**PAGE:**
So the fact that Tel Aviv has become so expensive vexes Israelis. The city bustles, one hears and sees all of the construction and the new office buildings, suggesting the energy of the place, even as it partially conceals the reality that some Israelis feel left behind as others in the society race ahead. Some can afford to move up; others struggle not to fall farther down the ladder.
So this picture fills me with mixed emotions. "If I forget thee, O Jerusalem..." Psalm 137 intones, "let my right hand forget its cunning." The artist knows her Scripture. But then she continues "That would be on account of Tel Aviv." Maybe it's ok to choose Tel Aviv over Jerusalem, the new versus the old, Zionism over Judaism?
The pioneers who built the city named it Tel Aviv in honor of Herzl's utopian novel, Oldnewland, the story of the Zionist building of its new society. They built the first modern Hebrew city. By that logic we should celebrate choosing Tel Aviv over Jerusalem, the present and future over the past of the Jewish people.

**SUPPLIED ENTRIES:**

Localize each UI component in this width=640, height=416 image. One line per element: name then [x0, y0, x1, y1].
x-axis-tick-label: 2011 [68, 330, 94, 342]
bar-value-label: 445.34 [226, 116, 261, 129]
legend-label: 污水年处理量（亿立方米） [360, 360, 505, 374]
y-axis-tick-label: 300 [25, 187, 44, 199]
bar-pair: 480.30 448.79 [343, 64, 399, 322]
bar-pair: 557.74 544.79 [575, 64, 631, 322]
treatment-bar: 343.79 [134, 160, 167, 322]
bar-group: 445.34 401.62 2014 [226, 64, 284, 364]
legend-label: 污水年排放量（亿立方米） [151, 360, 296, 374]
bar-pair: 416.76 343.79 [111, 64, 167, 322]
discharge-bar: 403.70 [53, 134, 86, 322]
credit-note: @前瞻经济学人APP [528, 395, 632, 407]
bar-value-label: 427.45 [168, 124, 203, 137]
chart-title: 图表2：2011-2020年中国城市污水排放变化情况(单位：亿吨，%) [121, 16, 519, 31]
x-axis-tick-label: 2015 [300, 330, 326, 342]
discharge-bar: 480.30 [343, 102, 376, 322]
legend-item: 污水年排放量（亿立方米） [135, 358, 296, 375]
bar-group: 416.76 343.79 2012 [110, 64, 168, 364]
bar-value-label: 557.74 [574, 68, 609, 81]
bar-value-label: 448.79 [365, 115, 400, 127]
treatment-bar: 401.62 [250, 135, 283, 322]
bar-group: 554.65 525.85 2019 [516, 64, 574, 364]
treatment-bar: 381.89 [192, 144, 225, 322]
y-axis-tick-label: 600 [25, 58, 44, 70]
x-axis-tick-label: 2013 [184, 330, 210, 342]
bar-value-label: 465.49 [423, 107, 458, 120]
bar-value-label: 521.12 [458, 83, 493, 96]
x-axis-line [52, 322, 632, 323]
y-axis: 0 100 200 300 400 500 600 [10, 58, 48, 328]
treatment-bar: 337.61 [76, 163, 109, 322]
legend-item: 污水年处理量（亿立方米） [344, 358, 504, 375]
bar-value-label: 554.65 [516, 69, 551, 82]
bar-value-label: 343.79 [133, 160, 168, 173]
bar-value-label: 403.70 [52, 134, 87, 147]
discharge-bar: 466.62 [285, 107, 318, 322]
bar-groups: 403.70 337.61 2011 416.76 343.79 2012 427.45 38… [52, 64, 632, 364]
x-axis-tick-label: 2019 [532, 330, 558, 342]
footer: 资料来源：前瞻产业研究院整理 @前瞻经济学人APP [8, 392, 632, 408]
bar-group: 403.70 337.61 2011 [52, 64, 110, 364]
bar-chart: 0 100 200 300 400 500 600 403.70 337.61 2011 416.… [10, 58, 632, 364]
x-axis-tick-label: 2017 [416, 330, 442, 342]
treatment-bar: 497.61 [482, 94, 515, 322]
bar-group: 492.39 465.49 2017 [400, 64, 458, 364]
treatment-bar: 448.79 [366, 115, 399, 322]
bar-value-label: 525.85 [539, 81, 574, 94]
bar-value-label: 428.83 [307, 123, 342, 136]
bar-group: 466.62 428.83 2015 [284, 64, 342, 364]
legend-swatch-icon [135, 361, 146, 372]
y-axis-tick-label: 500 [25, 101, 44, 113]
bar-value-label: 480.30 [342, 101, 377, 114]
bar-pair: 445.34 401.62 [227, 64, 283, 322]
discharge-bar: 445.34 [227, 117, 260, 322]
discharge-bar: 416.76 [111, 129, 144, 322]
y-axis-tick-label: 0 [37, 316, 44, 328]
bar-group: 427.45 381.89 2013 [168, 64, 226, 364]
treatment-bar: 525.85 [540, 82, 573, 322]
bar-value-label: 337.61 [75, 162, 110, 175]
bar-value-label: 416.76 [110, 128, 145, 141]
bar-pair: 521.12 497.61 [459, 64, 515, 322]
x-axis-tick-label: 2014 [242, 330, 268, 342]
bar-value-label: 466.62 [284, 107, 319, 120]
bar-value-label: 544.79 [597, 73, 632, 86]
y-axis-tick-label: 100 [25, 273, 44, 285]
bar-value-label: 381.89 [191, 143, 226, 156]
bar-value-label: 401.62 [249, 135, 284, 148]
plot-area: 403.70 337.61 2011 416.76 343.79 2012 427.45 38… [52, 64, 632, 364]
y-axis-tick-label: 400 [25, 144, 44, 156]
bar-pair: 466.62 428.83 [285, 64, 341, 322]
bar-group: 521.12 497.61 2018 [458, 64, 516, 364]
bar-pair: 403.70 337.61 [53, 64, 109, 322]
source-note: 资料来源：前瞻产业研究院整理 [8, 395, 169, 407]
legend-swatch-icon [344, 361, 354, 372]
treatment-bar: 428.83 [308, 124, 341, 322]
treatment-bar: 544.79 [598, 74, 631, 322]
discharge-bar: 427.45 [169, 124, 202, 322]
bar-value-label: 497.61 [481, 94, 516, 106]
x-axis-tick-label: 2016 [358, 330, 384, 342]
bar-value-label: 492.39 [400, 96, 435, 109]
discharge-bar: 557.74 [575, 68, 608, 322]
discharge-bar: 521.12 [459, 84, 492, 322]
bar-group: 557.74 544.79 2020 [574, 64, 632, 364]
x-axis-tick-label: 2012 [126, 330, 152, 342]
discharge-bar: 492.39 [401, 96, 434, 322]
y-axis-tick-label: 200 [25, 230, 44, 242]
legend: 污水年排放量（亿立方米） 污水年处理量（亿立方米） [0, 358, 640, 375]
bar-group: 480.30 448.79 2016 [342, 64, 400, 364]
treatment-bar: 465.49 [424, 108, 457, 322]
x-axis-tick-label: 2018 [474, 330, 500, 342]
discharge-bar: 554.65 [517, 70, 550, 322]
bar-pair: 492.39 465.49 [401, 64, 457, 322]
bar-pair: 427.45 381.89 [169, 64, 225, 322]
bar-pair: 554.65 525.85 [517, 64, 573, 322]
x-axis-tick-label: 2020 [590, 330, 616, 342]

**GIVEN REQUEST:** Reproduce the passage on Tel Aviv and Jerusalem word for word, from its first sentence to its last.

**RESULT OF THE TASK:**
So the fact that Tel Aviv has become so expensive vexes Israelis. The city bustles, one hears and sees all of the construction and the new office buildings, suggesting the energy of the place, even as it partially conceals the reality that some Israelis feel left behind as others in the society race ahead. Some can afford to move up; others struggle not to fall farther down the ladder.
So this picture fills me with mixed emotions. "If I forget thee, O Jerusalem..." Psalm 137 intones, "let my right hand forget its cunning." The artist knows her Scripture. But then she continues "That would be on account of Tel Aviv." Maybe it's ok to choose Tel Aviv over Jerusalem, the new versus the old, Zionism over Judaism?
The pioneers who built the city named it Tel Aviv in honor of Herzl's utopian novel, Oldnewland, the story of the Zionist building of its new society. They built the first modern Hebrew city. By that logic we should celebrate choosing Tel Aviv over Jerusalem, the present and future over the past of the Jewish people.